**Problem details**
Copy out every line containing the word "окружающей".

__________________________________________________

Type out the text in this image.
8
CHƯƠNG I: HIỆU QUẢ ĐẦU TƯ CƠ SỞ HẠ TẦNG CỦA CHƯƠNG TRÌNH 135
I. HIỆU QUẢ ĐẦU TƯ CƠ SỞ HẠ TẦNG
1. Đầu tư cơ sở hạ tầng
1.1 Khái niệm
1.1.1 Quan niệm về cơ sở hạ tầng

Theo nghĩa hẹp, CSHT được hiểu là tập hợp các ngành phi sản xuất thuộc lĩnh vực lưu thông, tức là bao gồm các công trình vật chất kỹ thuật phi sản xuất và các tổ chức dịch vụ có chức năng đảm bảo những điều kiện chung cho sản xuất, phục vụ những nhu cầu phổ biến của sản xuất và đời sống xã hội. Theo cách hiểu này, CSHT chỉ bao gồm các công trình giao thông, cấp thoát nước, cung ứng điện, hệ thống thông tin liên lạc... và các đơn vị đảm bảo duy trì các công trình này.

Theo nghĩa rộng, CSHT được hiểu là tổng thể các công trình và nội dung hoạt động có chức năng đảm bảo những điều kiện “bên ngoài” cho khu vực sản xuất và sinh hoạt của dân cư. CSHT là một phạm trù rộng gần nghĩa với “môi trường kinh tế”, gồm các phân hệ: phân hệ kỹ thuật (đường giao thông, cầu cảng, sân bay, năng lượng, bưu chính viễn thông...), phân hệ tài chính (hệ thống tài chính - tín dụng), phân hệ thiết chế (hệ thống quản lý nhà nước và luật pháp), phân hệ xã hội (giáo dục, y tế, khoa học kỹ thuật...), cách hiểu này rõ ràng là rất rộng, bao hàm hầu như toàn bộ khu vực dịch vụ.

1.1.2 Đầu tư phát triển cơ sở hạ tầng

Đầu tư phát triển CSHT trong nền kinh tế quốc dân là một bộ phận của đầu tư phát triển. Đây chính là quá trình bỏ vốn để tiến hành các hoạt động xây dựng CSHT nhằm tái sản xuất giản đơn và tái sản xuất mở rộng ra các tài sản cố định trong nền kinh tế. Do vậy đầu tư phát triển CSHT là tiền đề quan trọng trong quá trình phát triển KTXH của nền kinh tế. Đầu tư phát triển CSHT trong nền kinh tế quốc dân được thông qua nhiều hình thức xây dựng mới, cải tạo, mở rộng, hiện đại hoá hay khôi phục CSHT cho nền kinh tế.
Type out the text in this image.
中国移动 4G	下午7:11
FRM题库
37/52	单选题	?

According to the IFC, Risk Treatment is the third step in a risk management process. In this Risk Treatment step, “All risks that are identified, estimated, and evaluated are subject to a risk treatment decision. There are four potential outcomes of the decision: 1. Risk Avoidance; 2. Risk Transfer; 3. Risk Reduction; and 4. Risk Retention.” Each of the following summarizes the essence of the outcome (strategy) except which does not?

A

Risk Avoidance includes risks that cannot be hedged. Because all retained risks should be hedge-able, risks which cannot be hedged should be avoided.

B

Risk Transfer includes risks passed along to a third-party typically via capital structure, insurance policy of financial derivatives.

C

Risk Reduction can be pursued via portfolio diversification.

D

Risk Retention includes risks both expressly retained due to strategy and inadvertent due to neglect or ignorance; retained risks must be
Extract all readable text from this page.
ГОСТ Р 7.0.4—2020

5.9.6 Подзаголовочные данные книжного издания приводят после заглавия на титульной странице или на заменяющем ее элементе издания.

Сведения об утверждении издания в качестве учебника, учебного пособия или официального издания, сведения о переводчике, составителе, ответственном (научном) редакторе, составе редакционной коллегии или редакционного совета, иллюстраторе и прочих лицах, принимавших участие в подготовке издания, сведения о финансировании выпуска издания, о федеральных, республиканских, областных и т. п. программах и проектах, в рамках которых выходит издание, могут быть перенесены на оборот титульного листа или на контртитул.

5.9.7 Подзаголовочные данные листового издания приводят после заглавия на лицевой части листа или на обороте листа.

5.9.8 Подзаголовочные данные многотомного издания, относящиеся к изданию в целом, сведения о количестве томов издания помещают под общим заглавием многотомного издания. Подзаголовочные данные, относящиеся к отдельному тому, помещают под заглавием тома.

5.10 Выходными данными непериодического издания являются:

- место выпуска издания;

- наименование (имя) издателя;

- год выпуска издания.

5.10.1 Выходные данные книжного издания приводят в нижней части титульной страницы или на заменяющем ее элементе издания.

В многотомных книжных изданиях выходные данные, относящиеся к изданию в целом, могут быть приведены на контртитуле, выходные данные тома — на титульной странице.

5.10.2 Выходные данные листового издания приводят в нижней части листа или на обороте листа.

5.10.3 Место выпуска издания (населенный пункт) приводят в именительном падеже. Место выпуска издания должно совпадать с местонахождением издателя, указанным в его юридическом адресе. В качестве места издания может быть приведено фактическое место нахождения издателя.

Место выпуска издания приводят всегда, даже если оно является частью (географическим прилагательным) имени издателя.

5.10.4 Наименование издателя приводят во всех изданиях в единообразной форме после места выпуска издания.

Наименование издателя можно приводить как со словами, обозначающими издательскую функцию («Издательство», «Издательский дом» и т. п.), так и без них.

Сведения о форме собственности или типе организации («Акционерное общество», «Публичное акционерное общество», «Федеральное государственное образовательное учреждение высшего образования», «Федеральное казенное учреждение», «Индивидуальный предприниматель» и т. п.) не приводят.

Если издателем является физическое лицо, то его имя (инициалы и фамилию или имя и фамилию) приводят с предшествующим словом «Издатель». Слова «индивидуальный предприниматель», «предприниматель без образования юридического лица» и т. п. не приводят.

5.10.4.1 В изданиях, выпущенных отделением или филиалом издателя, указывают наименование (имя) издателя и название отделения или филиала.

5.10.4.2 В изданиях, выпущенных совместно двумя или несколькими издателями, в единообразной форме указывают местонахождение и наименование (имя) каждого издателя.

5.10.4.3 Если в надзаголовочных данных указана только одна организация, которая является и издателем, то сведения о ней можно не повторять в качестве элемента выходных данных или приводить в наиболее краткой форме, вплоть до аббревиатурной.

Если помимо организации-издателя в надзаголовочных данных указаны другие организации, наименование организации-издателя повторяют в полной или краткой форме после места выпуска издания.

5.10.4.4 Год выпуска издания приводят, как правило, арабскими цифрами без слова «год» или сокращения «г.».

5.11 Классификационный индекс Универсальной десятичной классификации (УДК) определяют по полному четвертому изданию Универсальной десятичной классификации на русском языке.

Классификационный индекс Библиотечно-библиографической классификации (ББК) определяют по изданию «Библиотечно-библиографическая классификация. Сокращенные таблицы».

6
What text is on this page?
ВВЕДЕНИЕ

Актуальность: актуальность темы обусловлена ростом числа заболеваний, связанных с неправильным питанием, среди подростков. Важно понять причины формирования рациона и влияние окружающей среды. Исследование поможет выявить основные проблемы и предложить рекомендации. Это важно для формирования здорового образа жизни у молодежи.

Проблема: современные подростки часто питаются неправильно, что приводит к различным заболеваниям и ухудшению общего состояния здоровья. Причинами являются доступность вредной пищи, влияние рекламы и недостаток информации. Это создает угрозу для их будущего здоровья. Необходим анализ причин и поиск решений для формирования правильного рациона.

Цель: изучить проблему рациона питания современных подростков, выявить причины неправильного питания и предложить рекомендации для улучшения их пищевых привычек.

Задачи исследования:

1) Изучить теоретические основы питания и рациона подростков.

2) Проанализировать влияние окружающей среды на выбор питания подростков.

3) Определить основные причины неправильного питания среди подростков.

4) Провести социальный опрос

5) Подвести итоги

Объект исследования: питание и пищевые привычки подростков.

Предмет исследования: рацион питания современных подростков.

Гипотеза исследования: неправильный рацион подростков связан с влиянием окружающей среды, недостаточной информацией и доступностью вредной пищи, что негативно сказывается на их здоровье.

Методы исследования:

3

__________________________________________________

**The response**
Актуальность: актуальность темы обусловлена ростом числа заболеваний, связанных с неправильным питанием, среди подростков. Важно понять причины формирования рациона и влияние окружающей среды. Исследование поможет выявить основные проблемы и предложить рекомендации. Это важно для формирования здорового образа жизни у молодежи.
2) Проанализировать влияние окружающей среды на выбор питания подростков.
Гипотеза исследования: неправильный рацион подростков связан с влиянием окружающей среды, недостаточной информацией и доступностью вредной пищи, что негативно сказывается на их здоровье.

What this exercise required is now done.